What is needed » Write out all the entries word for word and omit any pictures.

Source records »
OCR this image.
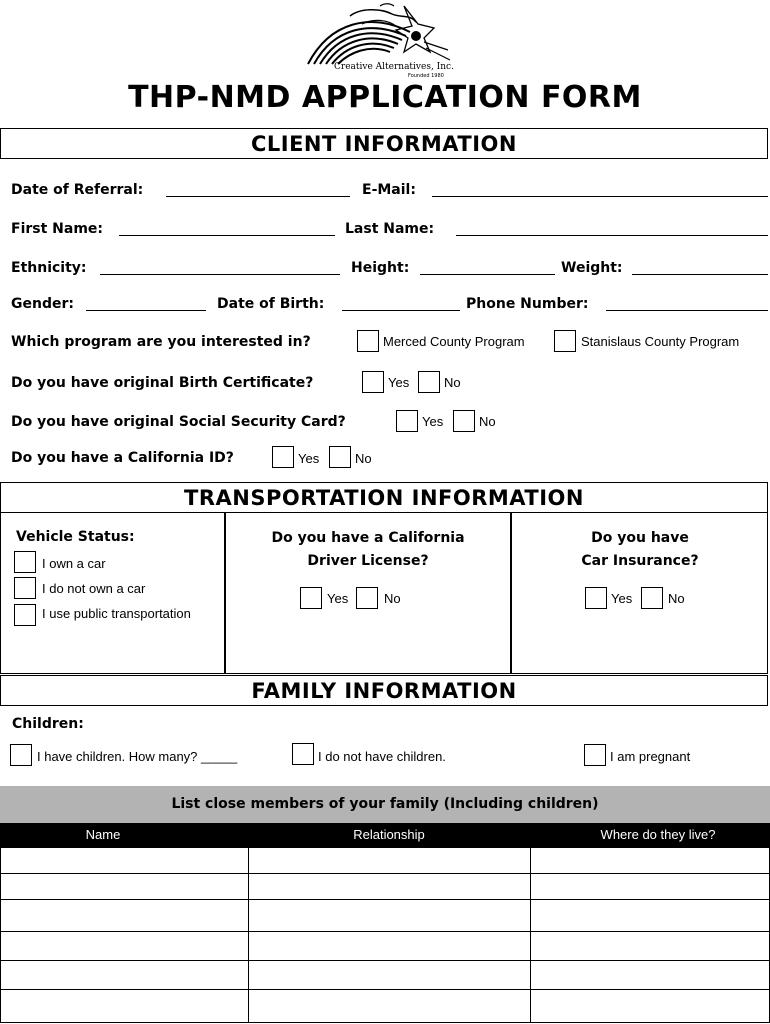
Creative Alternatives, Inc.
Founded 1980
THP-NMD APPLICATION FORM
CLIENT INFORMATION
Date of Referral:	E-Mail:
First Name:	Last Name:
Ethnicity:	Height:	Weight:
Gender:	Date of Birth:	Phone Number:
Which program are you interested in?	Merced County Program	Stanislaus County Program
Do you have original Birth Certificate?	Yes	No
Do you have original Social Security Card?	Yes	No
Do you have a California ID?	Yes	No
TRANSPORTATION INFORMATION
Vehicle Status:
I own a car
I do not own a car
I use public transportation
Do you have a California
Driver License?
Yes	No
Do you have
Car Insurance?
Yes	No
FAMILY INFORMATION
Children:
I have children. How many? _____	I do not have children.	I am pregnant
List close members of your family (Including children)
Name	Relationship	Where do they live?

Finished task »
OCR this image.
Creative Alternatives, Inc.
Founded 1980
THP-NMD APPLICATION FORM
CLIENT INFORMATION
Date of Referral:	E-Mail:
First Name:	Last Name:
Ethnicity:	Height:	Weight:
Gender:	Date of Birth:	Phone Number:
Which program are you interested in?	Merced County Program	Stanislaus County Program
Do you have original Birth Certificate?	Yes	No
Do you have original Social Security Card?	Yes	No
Do you have a California ID?	Yes	No
TRANSPORTATION INFORMATION
Vehicle Status:
I own a car
I do not own a car
I use public transportation
Do you have a California
Driver License?
Yes	No
Do you have
Car Insurance?
Yes	No
FAMILY INFORMATION
Children:
I have children. How many? _____	I do not have children.	I am pregnant
List close members of your family (Including children)
Name	Relationship	Where do they live?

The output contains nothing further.